Tally the lines that include the word "Unit" and reply with nothing but the total.

▼

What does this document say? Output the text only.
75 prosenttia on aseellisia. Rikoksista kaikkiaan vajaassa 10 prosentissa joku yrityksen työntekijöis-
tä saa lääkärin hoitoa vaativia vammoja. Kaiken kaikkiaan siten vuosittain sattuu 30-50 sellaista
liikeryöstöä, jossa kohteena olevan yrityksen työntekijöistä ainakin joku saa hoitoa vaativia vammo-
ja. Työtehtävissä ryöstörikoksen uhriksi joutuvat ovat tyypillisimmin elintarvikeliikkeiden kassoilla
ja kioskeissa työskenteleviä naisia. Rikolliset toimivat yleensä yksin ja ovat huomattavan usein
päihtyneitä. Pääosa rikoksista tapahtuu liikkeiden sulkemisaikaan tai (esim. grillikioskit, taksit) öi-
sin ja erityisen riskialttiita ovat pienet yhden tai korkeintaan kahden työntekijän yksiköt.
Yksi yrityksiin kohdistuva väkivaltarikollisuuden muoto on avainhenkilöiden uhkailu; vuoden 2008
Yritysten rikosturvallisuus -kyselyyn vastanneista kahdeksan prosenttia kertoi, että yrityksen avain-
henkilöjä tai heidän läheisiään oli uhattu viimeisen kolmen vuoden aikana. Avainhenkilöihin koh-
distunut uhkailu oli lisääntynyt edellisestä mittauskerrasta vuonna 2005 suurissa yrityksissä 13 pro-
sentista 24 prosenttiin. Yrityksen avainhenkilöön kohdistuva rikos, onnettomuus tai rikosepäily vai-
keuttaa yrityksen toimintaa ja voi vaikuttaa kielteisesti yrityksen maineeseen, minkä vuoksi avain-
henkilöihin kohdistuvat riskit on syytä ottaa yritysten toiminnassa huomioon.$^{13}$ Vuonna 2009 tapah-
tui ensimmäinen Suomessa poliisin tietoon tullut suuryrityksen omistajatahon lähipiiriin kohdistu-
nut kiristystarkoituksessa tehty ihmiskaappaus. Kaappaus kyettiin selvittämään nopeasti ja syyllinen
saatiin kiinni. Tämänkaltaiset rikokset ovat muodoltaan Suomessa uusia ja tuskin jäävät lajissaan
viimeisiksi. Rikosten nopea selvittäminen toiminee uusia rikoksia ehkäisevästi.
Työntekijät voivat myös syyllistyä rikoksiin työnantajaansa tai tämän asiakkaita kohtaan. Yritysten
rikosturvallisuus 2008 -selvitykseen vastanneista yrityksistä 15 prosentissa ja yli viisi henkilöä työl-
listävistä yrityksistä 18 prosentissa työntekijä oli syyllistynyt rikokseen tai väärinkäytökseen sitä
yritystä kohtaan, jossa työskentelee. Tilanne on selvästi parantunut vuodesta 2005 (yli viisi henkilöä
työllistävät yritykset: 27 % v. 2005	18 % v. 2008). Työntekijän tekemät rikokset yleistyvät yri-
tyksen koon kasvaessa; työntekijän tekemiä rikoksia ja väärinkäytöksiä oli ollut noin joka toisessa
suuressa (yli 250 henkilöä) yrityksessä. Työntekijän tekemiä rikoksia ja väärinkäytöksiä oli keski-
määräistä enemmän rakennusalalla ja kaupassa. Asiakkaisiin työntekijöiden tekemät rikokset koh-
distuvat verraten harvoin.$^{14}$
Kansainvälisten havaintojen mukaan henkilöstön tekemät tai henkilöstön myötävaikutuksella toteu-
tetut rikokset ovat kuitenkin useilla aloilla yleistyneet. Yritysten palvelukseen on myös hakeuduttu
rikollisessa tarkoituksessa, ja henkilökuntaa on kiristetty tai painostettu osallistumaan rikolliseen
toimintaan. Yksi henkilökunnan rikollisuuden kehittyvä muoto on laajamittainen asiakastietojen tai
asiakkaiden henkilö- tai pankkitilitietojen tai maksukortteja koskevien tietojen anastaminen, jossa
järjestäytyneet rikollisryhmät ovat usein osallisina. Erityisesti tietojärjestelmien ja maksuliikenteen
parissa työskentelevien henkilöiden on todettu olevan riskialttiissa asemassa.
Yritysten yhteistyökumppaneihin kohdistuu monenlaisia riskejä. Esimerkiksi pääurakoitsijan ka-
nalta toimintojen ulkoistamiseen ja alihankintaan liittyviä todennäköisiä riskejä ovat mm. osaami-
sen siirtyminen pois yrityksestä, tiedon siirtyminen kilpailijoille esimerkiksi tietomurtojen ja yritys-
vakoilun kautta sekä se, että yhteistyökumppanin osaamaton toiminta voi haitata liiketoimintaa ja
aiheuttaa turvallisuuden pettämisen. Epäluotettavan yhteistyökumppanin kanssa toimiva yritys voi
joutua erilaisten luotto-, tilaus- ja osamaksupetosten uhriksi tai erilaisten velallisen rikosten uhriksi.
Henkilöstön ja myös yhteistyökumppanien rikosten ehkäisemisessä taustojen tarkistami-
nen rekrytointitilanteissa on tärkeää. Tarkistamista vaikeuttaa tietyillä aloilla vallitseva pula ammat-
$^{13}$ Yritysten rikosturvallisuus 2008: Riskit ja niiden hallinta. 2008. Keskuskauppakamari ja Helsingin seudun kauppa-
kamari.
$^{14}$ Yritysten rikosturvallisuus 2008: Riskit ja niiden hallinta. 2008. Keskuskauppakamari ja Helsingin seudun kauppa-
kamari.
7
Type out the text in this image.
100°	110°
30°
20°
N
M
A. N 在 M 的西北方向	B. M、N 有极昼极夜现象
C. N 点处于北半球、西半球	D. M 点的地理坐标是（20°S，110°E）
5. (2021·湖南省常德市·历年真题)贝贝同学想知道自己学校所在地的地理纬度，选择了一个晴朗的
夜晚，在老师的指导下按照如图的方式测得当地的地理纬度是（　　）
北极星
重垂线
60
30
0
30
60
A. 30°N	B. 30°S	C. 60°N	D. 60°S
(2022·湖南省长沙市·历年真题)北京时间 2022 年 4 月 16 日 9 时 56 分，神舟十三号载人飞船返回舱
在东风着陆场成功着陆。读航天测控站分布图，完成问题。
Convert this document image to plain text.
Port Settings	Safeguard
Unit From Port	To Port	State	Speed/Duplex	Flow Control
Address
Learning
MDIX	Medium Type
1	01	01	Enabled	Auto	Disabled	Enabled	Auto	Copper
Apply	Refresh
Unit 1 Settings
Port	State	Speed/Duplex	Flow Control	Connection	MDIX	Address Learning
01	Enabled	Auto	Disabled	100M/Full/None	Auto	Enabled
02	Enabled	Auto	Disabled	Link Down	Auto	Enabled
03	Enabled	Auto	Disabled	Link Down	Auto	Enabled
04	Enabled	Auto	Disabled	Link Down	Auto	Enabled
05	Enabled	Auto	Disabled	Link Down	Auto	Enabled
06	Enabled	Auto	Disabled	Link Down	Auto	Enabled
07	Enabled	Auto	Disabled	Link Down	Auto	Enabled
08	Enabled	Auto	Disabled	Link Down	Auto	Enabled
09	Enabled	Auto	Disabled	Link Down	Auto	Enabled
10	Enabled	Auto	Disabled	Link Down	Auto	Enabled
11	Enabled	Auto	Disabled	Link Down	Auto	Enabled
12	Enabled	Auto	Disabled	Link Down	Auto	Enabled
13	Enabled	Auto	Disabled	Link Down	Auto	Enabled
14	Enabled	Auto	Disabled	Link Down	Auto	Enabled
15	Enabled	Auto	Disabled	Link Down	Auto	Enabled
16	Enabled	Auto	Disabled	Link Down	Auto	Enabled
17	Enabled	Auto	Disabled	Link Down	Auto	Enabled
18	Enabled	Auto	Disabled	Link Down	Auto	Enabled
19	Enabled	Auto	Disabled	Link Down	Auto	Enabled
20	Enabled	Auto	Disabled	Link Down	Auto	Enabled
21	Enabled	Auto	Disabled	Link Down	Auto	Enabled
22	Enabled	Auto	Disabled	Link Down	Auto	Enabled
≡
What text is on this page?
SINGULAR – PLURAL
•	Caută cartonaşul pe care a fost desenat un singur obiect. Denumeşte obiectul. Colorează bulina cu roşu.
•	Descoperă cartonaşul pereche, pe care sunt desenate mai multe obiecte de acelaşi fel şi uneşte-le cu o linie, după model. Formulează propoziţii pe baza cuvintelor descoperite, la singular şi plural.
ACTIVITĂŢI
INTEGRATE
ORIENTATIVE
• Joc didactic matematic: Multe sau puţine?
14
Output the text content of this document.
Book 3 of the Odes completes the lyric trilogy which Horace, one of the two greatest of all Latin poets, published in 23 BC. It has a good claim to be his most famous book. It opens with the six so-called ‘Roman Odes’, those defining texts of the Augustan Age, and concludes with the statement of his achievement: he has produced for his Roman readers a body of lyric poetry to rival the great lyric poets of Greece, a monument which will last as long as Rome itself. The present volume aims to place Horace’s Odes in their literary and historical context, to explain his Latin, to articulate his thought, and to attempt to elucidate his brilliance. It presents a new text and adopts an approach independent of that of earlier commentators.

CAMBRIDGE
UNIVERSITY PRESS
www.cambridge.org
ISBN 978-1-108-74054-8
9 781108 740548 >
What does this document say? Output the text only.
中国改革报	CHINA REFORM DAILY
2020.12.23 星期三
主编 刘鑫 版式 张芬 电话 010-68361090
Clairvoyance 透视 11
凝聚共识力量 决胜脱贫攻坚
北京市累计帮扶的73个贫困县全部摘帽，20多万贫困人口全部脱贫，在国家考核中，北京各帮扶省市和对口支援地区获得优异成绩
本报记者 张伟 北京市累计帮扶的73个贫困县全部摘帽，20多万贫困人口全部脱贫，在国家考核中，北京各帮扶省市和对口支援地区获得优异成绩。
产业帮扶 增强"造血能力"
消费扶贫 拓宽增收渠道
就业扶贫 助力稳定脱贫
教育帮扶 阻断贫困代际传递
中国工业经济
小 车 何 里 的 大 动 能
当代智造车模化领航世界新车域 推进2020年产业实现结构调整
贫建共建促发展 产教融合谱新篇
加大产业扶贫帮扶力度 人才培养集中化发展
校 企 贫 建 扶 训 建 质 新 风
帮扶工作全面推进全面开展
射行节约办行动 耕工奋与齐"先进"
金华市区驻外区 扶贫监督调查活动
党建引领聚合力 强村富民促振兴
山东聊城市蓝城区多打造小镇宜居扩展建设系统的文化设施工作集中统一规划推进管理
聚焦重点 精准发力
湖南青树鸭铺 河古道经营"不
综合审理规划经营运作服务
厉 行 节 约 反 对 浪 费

▲

• EXERCISE OUTPUT
2